In your copy, reproduce the entries exactly as they are, minus the images.

(Extracted records)
————————

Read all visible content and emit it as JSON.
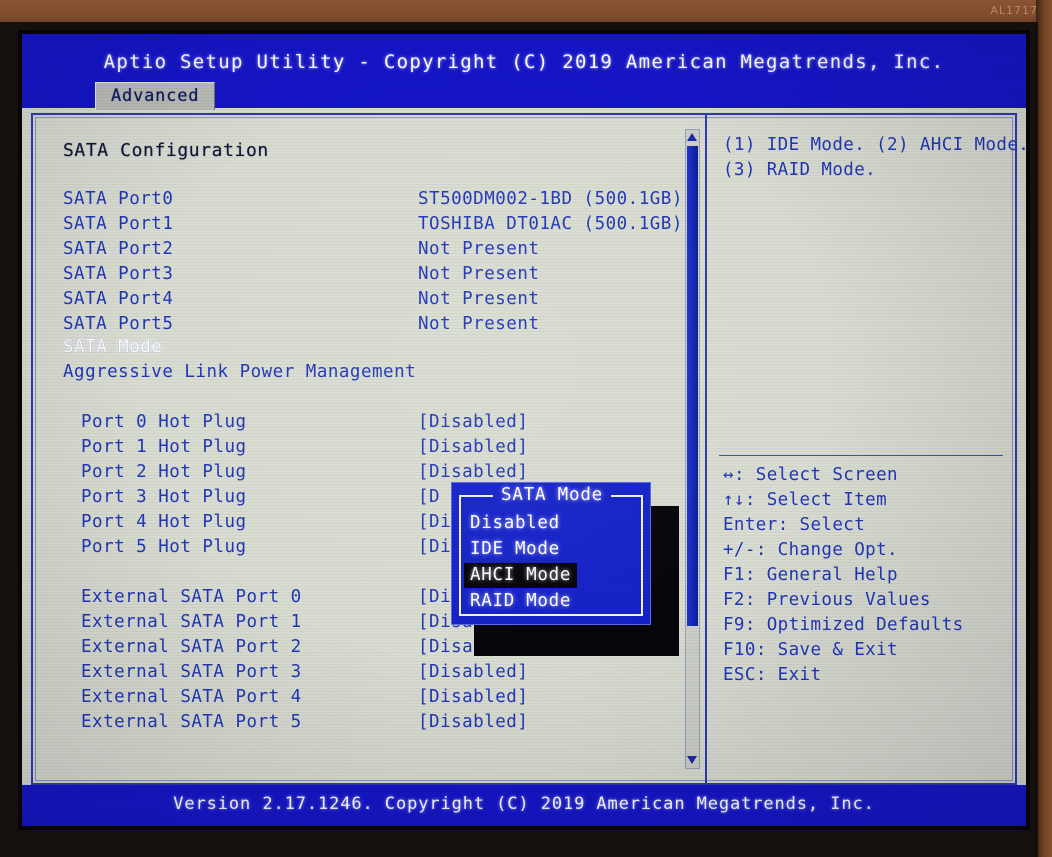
{
  "photo": {
    "monitor_label": "AL1717"
  },
  "header": {
    "title": "Aptio Setup Utility - Copyright (C) 2019 American Megatrends, Inc.",
    "tabs": [
      {
        "label": "Advanced",
        "active": true
      }
    ]
  },
  "main": {
    "section_title": "SATA Configuration",
    "ports": [
      {
        "label": "SATA Port0",
        "value": "ST500DM002-1BD  (500.1GB)"
      },
      {
        "label": "SATA Port1",
        "value": "TOSHIBA DT01AC  (500.1GB)"
      },
      {
        "label": "SATA Port2",
        "value": "Not Present"
      },
      {
        "label": "SATA Port3",
        "value": "Not Present"
      },
      {
        "label": "SATA Port4",
        "value": "Not Present"
      },
      {
        "label": "SATA Port5",
        "value": "Not Present"
      }
    ],
    "settings": [
      {
        "label": "SATA Mode",
        "value": "",
        "selected": true
      },
      {
        "label": "Aggressive Link Power Management",
        "value": "",
        "selected": false
      }
    ],
    "hot_plug": [
      {
        "label": "Port 0 Hot Plug",
        "value": "[Disabled]"
      },
      {
        "label": "Port 1 Hot Plug",
        "value": "[Disabled]"
      },
      {
        "label": "Port 2 Hot Plug",
        "value": "[Disabled]"
      },
      {
        "label": "Port 3 Hot Plug",
        "value": "[D"
      },
      {
        "label": "Port 4 Hot Plug",
        "value": "[Disabled]"
      },
      {
        "label": "Port 5 Hot Plug",
        "value": "[Disabled]"
      }
    ],
    "external_ports": [
      {
        "label": "External SATA Port 0",
        "value": "[Disabled]"
      },
      {
        "label": "External SATA Port 1",
        "value": "[Disabled]"
      },
      {
        "label": "External SATA Port 2",
        "value": "[Disabled]"
      },
      {
        "label": "External SATA Port 3",
        "value": "[Disabled]"
      },
      {
        "label": "External SATA Port 4",
        "value": "[Disabled]"
      },
      {
        "label": "External SATA Port 5",
        "value": "[Disabled]"
      }
    ]
  },
  "scrollbar": {
    "up_arrow": "scroll-up-arrow-icon",
    "down_arrow": "scroll-down-arrow-icon"
  },
  "help": {
    "lines": [
      "(1) IDE Mode. (2) AHCI Mode.",
      "(3) RAID Mode."
    ]
  },
  "keys": [
    {
      "key": "↔",
      "action": ": Select Screen"
    },
    {
      "key": "↑↓",
      "action": ": Select Item"
    },
    {
      "key": "Enter",
      "action": ": Select"
    },
    {
      "key": "+/-",
      "action": ": Change Opt."
    },
    {
      "key": "F1",
      "action": ": General Help"
    },
    {
      "key": "F2",
      "action": ": Previous Values"
    },
    {
      "key": "F9",
      "action": ": Optimized Defaults"
    },
    {
      "key": "F10",
      "action": ": Save & Exit"
    },
    {
      "key": "ESC",
      "action": ": Exit"
    }
  ],
  "popup": {
    "title": "SATA Mode",
    "options": [
      {
        "label": "Disabled",
        "active": false
      },
      {
        "label": "IDE Mode",
        "active": false
      },
      {
        "label": "AHCI Mode",
        "active": true
      },
      {
        "label": "RAID Mode",
        "active": false
      }
    ]
  },
  "footer": {
    "text": "Version 2.17.1246. Copyright (C) 2019 American Megatrends, Inc."
  }
}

————————

**ANSWER**
Read all visible content and emit it as JSON.
{
  "photo": {
    "monitor_label": "AL1717"
  },
  "header": {
    "title": "Aptio Setup Utility - Copyright (C) 2019 American Megatrends, Inc.",
    "tabs": [
      {
        "label": "Advanced",
        "active": true
      }
    ]
  },
  "main": {
    "section_title": "SATA Configuration",
    "ports": [
      {
        "label": "SATA Port0",
        "value": "ST500DM002-1BD  (500.1GB)"
      },
      {
        "label": "SATA Port1",
        "value": "TOSHIBA DT01AC  (500.1GB)"
      },
      {
        "label": "SATA Port2",
        "value": "Not Present"
      },
      {
        "label": "SATA Port3",
        "value": "Not Present"
      },
      {
        "label": "SATA Port4",
        "value": "Not Present"
      },
      {
        "label": "SATA Port5",
        "value": "Not Present"
      }
    ],
    "settings": [
      {
        "label": "SATA Mode",
        "value": "",
        "selected": true
      },
      {
        "label": "Aggressive Link Power Management",
        "value": "",
        "selected": false
      }
    ],
    "hot_plug": [
      {
        "label": "Port 0 Hot Plug",
        "value": "[Disabled]"
      },
      {
        "label": "Port 1 Hot Plug",
        "value": "[Disabled]"
      },
      {
        "label": "Port 2 Hot Plug",
        "value": "[Disabled]"
      },
      {
        "label": "Port 3 Hot Plug",
        "value": "[D"
      },
      {
        "label": "Port 4 Hot Plug",
        "value": "[Disabled]"
      },
      {
        "label": "Port 5 Hot Plug",
        "value": "[Disabled]"
      }
    ],
    "external_ports": [
      {
        "label": "External SATA Port 0",
        "value": "[Disabled]"
      },
      {
        "label": "External SATA Port 1",
        "value": "[Disabled]"
      },
      {
        "label": "External SATA Port 2",
        "value": "[Disabled]"
      },
      {
        "label": "External SATA Port 3",
        "value": "[Disabled]"
      },
      {
        "label": "External SATA Port 4",
        "value": "[Disabled]"
      },
      {
        "label": "External SATA Port 5",
        "value": "[Disabled]"
      }
    ]
  },
  "scrollbar": {
    "up_arrow": "scroll-up-arrow-icon",
    "down_arrow": "scroll-down-arrow-icon"
  },
  "help": {
    "lines": [
      "(1) IDE Mode. (2) AHCI Mode.",
      "(3) RAID Mode."
    ]
  },
  "keys": [
    {
      "key": "↔",
      "action": ": Select Screen"
    },
    {
      "key": "↑↓",
      "action": ": Select Item"
    },
    {
      "key": "Enter",
      "action": ": Select"
    },
    {
      "key": "+/-",
      "action": ": Change Opt."
    },
    {
      "key": "F1",
      "action": ": General Help"
    },
    {
      "key": "F2",
      "action": ": Previous Values"
    },
    {
      "key": "F9",
      "action": ": Optimized Defaults"
    },
    {
      "key": "F10",
      "action": ": Save & Exit"
    },
    {
      "key": "ESC",
      "action": ": Exit"
    }
  ],
  "popup": {
    "title": "SATA Mode",
    "options": [
      {
        "label": "Disabled",
        "active": false
      },
      {
        "label": "IDE Mode",
        "active": false
      },
      {
        "label": "AHCI Mode",
        "active": true
      },
      {
        "label": "RAID Mode",
        "active": false
      }
    ]
  },
  "footer": {
    "text": "Version 2.17.1246. Copyright (C) 2019 American Megatrends, Inc."
  }
}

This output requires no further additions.